• **Stored records**
+++++
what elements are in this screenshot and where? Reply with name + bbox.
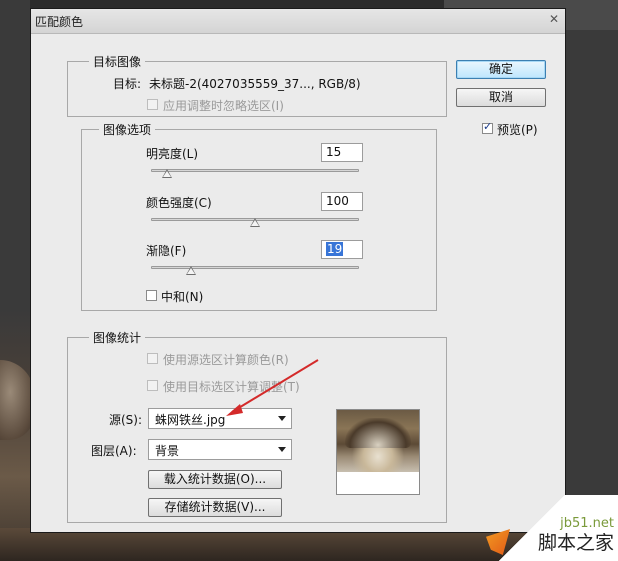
watermark-name: 脚本之家	[537, 532, 614, 554]
watermark: jb51.net 脚本之家	[478, 495, 618, 561]
watermark-logo	[486, 529, 510, 555]
annotation-arrow	[226, 359, 319, 416]
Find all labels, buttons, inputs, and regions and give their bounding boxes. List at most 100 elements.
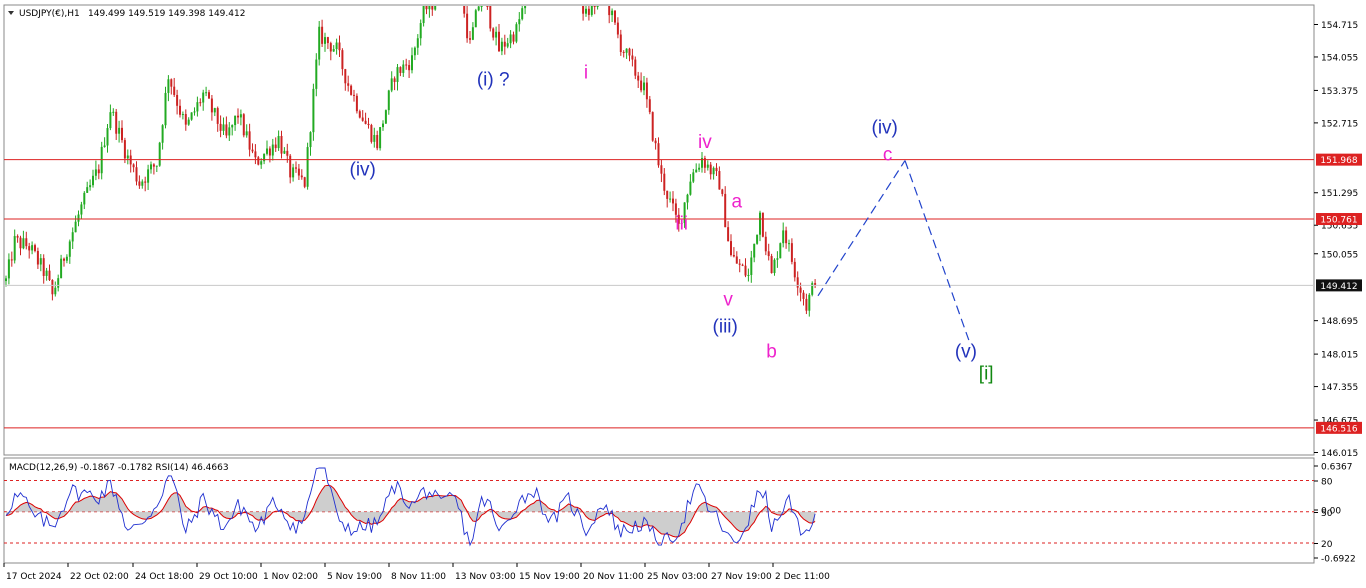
- candle-body: [251, 149, 254, 152]
- candle-body: [216, 108, 219, 124]
- candle-body: [179, 105, 181, 115]
- candle-body: [767, 251, 770, 257]
- indicator-tick-label: 20: [1321, 540, 1333, 550]
- wave-label: a: [732, 191, 743, 212]
- candle-body: [515, 24, 518, 42]
- current-price-label: 149.412: [1320, 282, 1357, 292]
- candle-body: [793, 261, 796, 278]
- candle-body: [106, 128, 109, 146]
- candle-body: [338, 42, 341, 51]
- candle-body: [92, 175, 94, 186]
- candle-body: [738, 263, 741, 265]
- candle-body: [210, 98, 213, 113]
- candle-body: [773, 259, 776, 274]
- candle-body: [268, 148, 271, 156]
- wave-label: (iv): [350, 159, 376, 180]
- candle-body: [167, 79, 170, 93]
- price-tag-label: 151.968: [1320, 156, 1357, 166]
- candle-body: [83, 192, 86, 205]
- candle-body: [283, 150, 286, 154]
- candle-body: [326, 37, 329, 44]
- indicator-tick-label: -0.6922: [1321, 555, 1356, 565]
- candle-body: [376, 134, 379, 149]
- candle-body: [666, 190, 669, 199]
- candle-body: [231, 125, 234, 128]
- candle-body: [309, 132, 312, 148]
- candle-body: [324, 37, 326, 44]
- candle-body: [190, 112, 193, 120]
- candle-body: [518, 19, 521, 25]
- candle-body: [277, 135, 280, 149]
- candle-body: [65, 256, 68, 261]
- candle-body: [384, 110, 387, 124]
- candle-body: [396, 67, 399, 82]
- candle-body: [234, 115, 237, 126]
- candle-body: [643, 82, 645, 91]
- candle-body: [709, 164, 712, 175]
- candle-body: [80, 204, 83, 215]
- candle-body: [158, 142, 161, 166]
- price-tick-label: 153.375: [1321, 87, 1358, 97]
- candle-body: [590, 6, 593, 15]
- candle-body: [164, 92, 167, 126]
- candle-body: [103, 145, 106, 147]
- candle-body: [640, 80, 643, 91]
- candle-body: [31, 245, 34, 251]
- candle-body: [68, 241, 71, 257]
- candle-body: [147, 169, 150, 183]
- wave-label: (i) ?: [477, 69, 510, 90]
- candle-body: [718, 171, 721, 190]
- candle-body: [631, 55, 634, 60]
- candle-body: [805, 298, 808, 311]
- candle-body: [303, 177, 306, 187]
- candle-body: [5, 278, 7, 282]
- candle-body: [7, 259, 10, 279]
- price-axis: 154.715154.055153.375152.715151.295150.6…: [1314, 21, 1358, 459]
- candle-body: [663, 173, 666, 191]
- candle-body: [193, 111, 196, 113]
- candle-body: [727, 227, 730, 242]
- price-tick-label: 148.015: [1321, 351, 1358, 361]
- candle-body: [219, 123, 222, 131]
- candle-body: [292, 167, 295, 178]
- candle-body: [790, 243, 793, 262]
- candle-body: [329, 43, 332, 52]
- candle-body: [39, 258, 42, 265]
- candle-body: [196, 102, 199, 112]
- candle-body: [776, 258, 779, 260]
- candle-body: [138, 181, 141, 186]
- candle-body: [57, 278, 60, 288]
- candle-body: [350, 85, 353, 95]
- candle-body: [582, 6, 585, 14]
- candle-body: [672, 198, 674, 204]
- candle-body: [254, 151, 257, 158]
- time-tick-label: 25 Nov 03:00: [647, 572, 708, 582]
- wave-label: [i]: [979, 363, 994, 384]
- candle-body: [593, 6, 596, 7]
- candle-body: [477, 6, 480, 11]
- candle-body: [405, 64, 408, 66]
- candle-body: [799, 287, 802, 293]
- candle-body: [651, 112, 654, 141]
- candle-body: [295, 167, 297, 169]
- candle-body: [109, 112, 112, 129]
- candle-body: [19, 237, 22, 249]
- candle-body: [379, 127, 382, 149]
- candle-body: [141, 181, 144, 186]
- candle-body: [411, 55, 413, 71]
- candle-body: [187, 119, 190, 125]
- candle-body: [16, 236, 19, 238]
- candle-body: [524, 6, 527, 9]
- candle-body: [358, 111, 361, 118]
- candle-body: [135, 167, 138, 182]
- time-tick-label: 15 Nov 19:00: [519, 572, 580, 582]
- candle-body: [280, 135, 283, 154]
- candle-body: [63, 258, 65, 261]
- candle-body: [585, 8, 587, 14]
- candle-body: [132, 164, 135, 168]
- candle-body: [274, 144, 277, 149]
- candle-body: [648, 99, 651, 113]
- candle-body: [361, 117, 364, 121]
- candle-body: [387, 90, 390, 111]
- candle-body: [512, 34, 515, 42]
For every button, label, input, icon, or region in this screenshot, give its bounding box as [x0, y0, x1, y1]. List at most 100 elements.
+++++
• **Do this**
Repeat all of the data above word for word, omitting the pictures.

• **Written reply**
what elements are in this screenshot and where? Reply with name + bbox.
watermark-name: 脚本之家	[537, 532, 614, 554]
watermark: jb51.net 脚本之家	[478, 495, 618, 561]
watermark-logo	[486, 529, 510, 555]
annotation-arrow	[226, 359, 319, 416]
Find all labels, buttons, inputs, and regions and give their bounding boxes. List at most 100 elements.
- candle-body: [251, 149, 254, 152]
- candle-body: [216, 108, 219, 124]
- candle-body: [179, 105, 181, 115]
- candle-body: [767, 251, 770, 257]
- indicator-tick-label: 20: [1321, 540, 1333, 550]
- wave-label: a: [732, 191, 743, 212]
- candle-body: [515, 24, 518, 42]
- current-price-label: 149.412: [1320, 282, 1357, 292]
- candle-body: [793, 261, 796, 278]
- candle-body: [106, 128, 109, 146]
- candle-body: [338, 42, 341, 51]
- candle-body: [92, 175, 94, 186]
- candle-body: [738, 263, 741, 265]
- candle-body: [210, 98, 213, 113]
- candle-body: [773, 259, 776, 274]
- candle-body: [268, 148, 271, 156]
- wave-label: (iv): [350, 159, 376, 180]
- candle-body: [167, 79, 170, 93]
- price-tag-label: 151.968: [1320, 156, 1357, 166]
- candle-body: [83, 192, 86, 205]
- candle-body: [283, 150, 286, 154]
- candle-body: [326, 37, 329, 44]
- indicator-tick-label: -0.6922: [1321, 555, 1356, 565]
- candle-body: [376, 134, 379, 149]
- candle-body: [666, 190, 669, 199]
- candle-body: [231, 125, 234, 128]
- candle-body: [309, 132, 312, 148]
- candle-body: [324, 37, 326, 44]
- candle-body: [190, 112, 193, 120]
- candle-body: [518, 19, 521, 25]
- candle-body: [277, 135, 280, 149]
- candle-body: [65, 256, 68, 261]
- candle-body: [384, 110, 387, 124]
- candle-body: [396, 67, 399, 82]
- candle-body: [234, 115, 237, 126]
- candle-body: [643, 82, 645, 91]
- candle-body: [709, 164, 712, 175]
- candle-body: [80, 204, 83, 215]
- candle-body: [158, 142, 161, 166]
- price-tick-label: 153.375: [1321, 87, 1358, 97]
- candle-body: [590, 6, 593, 15]
- candle-body: [164, 92, 167, 126]
- candle-body: [103, 145, 106, 147]
- candle-body: [640, 80, 643, 91]
- candle-body: [31, 245, 34, 251]
- candle-body: [68, 241, 71, 257]
- candle-body: [147, 169, 150, 183]
- wave-label: (i) ?: [477, 69, 510, 90]
- candle-body: [718, 171, 721, 190]
- candle-body: [631, 55, 634, 60]
- candle-body: [805, 298, 808, 311]
- candle-body: [303, 177, 306, 187]
- candle-body: [5, 278, 7, 282]
- candle-body: [7, 259, 10, 279]
- price-axis: 154.715154.055153.375152.715151.295150.6…: [1314, 21, 1358, 459]
- candle-body: [663, 173, 666, 191]
- candle-body: [193, 111, 196, 113]
- candle-body: [727, 227, 730, 242]
- price-tick-label: 148.015: [1321, 351, 1358, 361]
- candle-body: [219, 123, 222, 131]
- candle-body: [292, 167, 295, 178]
- candle-body: [790, 243, 793, 262]
- candle-body: [329, 43, 332, 52]
- candle-body: [39, 258, 42, 265]
- candle-body: [196, 102, 199, 112]
- candle-body: [776, 258, 779, 260]
- candle-body: [138, 181, 141, 186]
- candle-body: [57, 278, 60, 288]
- candle-body: [350, 85, 353, 95]
- candle-body: [582, 6, 585, 14]
- candle-body: [672, 198, 674, 204]
- candle-body: [254, 151, 257, 158]
- time-tick-label: 25 Nov 03:00: [647, 572, 708, 582]
- wave-label: [i]: [979, 363, 994, 384]
- candle-body: [593, 6, 596, 7]
- candle-body: [477, 6, 480, 11]
- candle-body: [405, 64, 408, 66]
- candle-body: [799, 287, 802, 293]
- candle-body: [651, 112, 654, 141]
- candle-body: [295, 167, 297, 169]
- candle-body: [109, 112, 112, 129]
- candle-body: [19, 237, 22, 249]
- candle-body: [379, 127, 382, 149]
- candle-body: [141, 181, 144, 186]
- candle-body: [411, 55, 413, 71]
- candle-body: [187, 119, 190, 125]
- candle-body: [16, 236, 19, 238]
- candle-body: [524, 6, 527, 9]
- candle-body: [358, 111, 361, 118]
- candle-body: [135, 167, 138, 182]
- time-tick-label: 15 Nov 19:00: [519, 572, 580, 582]
- candle-body: [280, 135, 283, 154]
- candle-body: [63, 258, 65, 261]
- candle-body: [585, 8, 587, 14]
- candle-body: [132, 164, 135, 168]
- candle-body: [274, 144, 277, 149]
- candle-body: [648, 99, 651, 113]
- candle-body: [361, 117, 364, 121]
- candle-body: [387, 90, 390, 111]
- candle-body: [512, 34, 515, 42]
For every button, label, input, icon, or region in this screenshot, give its bounding box as [x0, y0, x1, y1]. List at most 100 elements.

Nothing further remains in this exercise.